### TASKS FOR THIS EXERCISE
a) Decide whether each statement below agrees with the account of reworking a car bonnet. Answer yes or no for each, and quote the words from the bonnet account that decide it.
(i) The writer felt confident about making the front nose of the bonnet.
(ii) The gap between the bonnet and the steel sheet was more than an inch.
(iii) The writer found that straight sides looked right on the bonnet.
b) Answer these questions using the account of reworking a car bonnet.
(i) What gauge of steel did the writer wrap around the side edge?
(ii) Which car did the bonnet that "wasn’t even close to the right shape" come from?
(iii) Into how many pieces did the bonnet snap when the writer cut it up?
c) Carry the account of reworking a car bonnet forward from its last sentence.

### DOCUMENT SECTION
For the bonnet, I had the wooden buck and the wire-frame but I was wondering if there was any short-cuts I could take by re-profiling an old one. Doh!
I’m a novice at metal-fab and certain shapes worry me. Lots!
I was comfortable with fabricating the rear section off the bonnet, but the front nose was probably a little beyond my skills.
I had a ’50 Ford Prefect bonnet that wasn’t even close to the right shape and several from a ’39 Austin 8. One of which, although originally quite thick steel, was in pretty bad shape. When you held it up to the light, hundreds of light spots shone through. I think the back edge had spent several years in a river and was now mostly fibreglass and resin.
Although less than 100 remain on the road, this Austin 8 bonnet had realistically seen better days. However, the front ‘nose’ portion could be my saviour.
I wrapped some 22awg steel around the side edge to see how far off the profile was.
It wasn’t looking too good.
There was over an inch gap between the bonnet and the steel sheet. I could try and re-bend the crusty steel but but the bend would make the embossed side ridge look odd. Physically, re-bending was easy, but the crunching sound wasn’t so encouraging.
The bonnet wasn’t a true U shape as the sides had a curve front to back. My crudely rolled edge was straight as I wanted to see if I could get away with a straight sides.
– Nope, it looked wrong.
The bonnet was a little narrow for my needs, so I cut it up. – or should I say, snapped it into 3 with a pile of ancient filler for my efforts.

### SUPPLIED DATA
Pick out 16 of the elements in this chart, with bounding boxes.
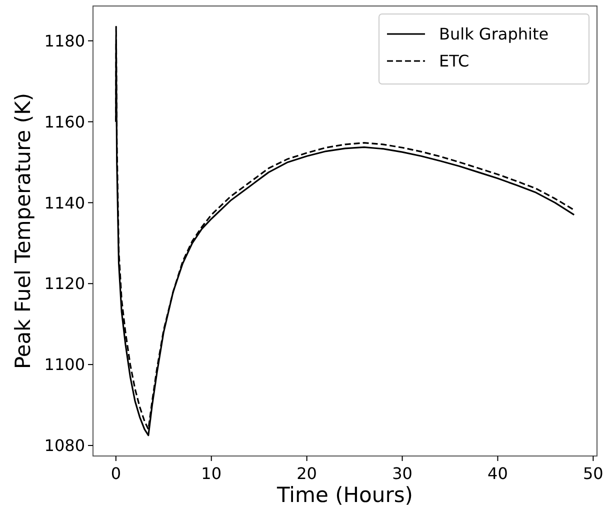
legend-label: Bulk Graphite [439, 24, 549, 44]
y-tick-label: 1160 [44, 112, 85, 132]
x-tick-label: 50 [583, 464, 604, 483]
y-tick-label: 1120 [44, 274, 85, 294]
legend-label: ETC [439, 52, 470, 71]
x-tick-label: 10 [201, 464, 222, 483]
y-tick-label: 1140 [44, 193, 85, 212]
x-tick-label: 0 [110, 464, 122, 483]
x-axis-title: Time (Hours) [276, 483, 413, 505]
y-axis-title: Peak Fuel Temperature (K) [11, 92, 35, 370]
x-tick-label: 30 [392, 464, 412, 483]
x-tick-label: 20 [296, 464, 317, 483]
y-tick-label: 1180 [44, 31, 85, 50]
y-tick-label: 1080 [44, 436, 85, 456]
x-tick-label: 40 [488, 464, 508, 483]
y-tick-label: 1100 [44, 355, 85, 374]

### EXPECTED OUTPUTS
a)
(i) No: "the front nose was probably a little beyond my skills."
(ii) Yes: "There was over an inch gap between the bonnet and the steel sheet."
(iii) No: "Nope, it looked wrong."

b)
(i) 22awg steel
(ii) A ’50 Ford Prefect
(iii) 3

c)
After I cleco’d in a pair of 2″ strips, I could stand back and see the vertical edge profile was too square. The edge of the nose would not flow into the grille and there would be a visual kink (yellow line).
After all this simple mocking up, I came to the conclusion that I need to bite the bullet and make a bonnet from scratch.
– I was dreading that
New tools needed
My buck is solid, so I’ll start by making an open version. I’ll also make a set of strips similar to ‘engineers sweeps‘, like these sold by Justin Baker.
When I made the buck, I kept as many of the curves the same front to back, so 1 or 2 sweeps should hopefully see me through.
With these aids fabricated, I’ll have enough to make the internal strengthening ribs. The bonnet skin however, still might be beyond me.
……. no short-cuts, in fact all this mocking up had simply reinforced the enormity of the challenge I was facing.
If I hadn’t have run out of gas I’d be a lot more optimistic right now.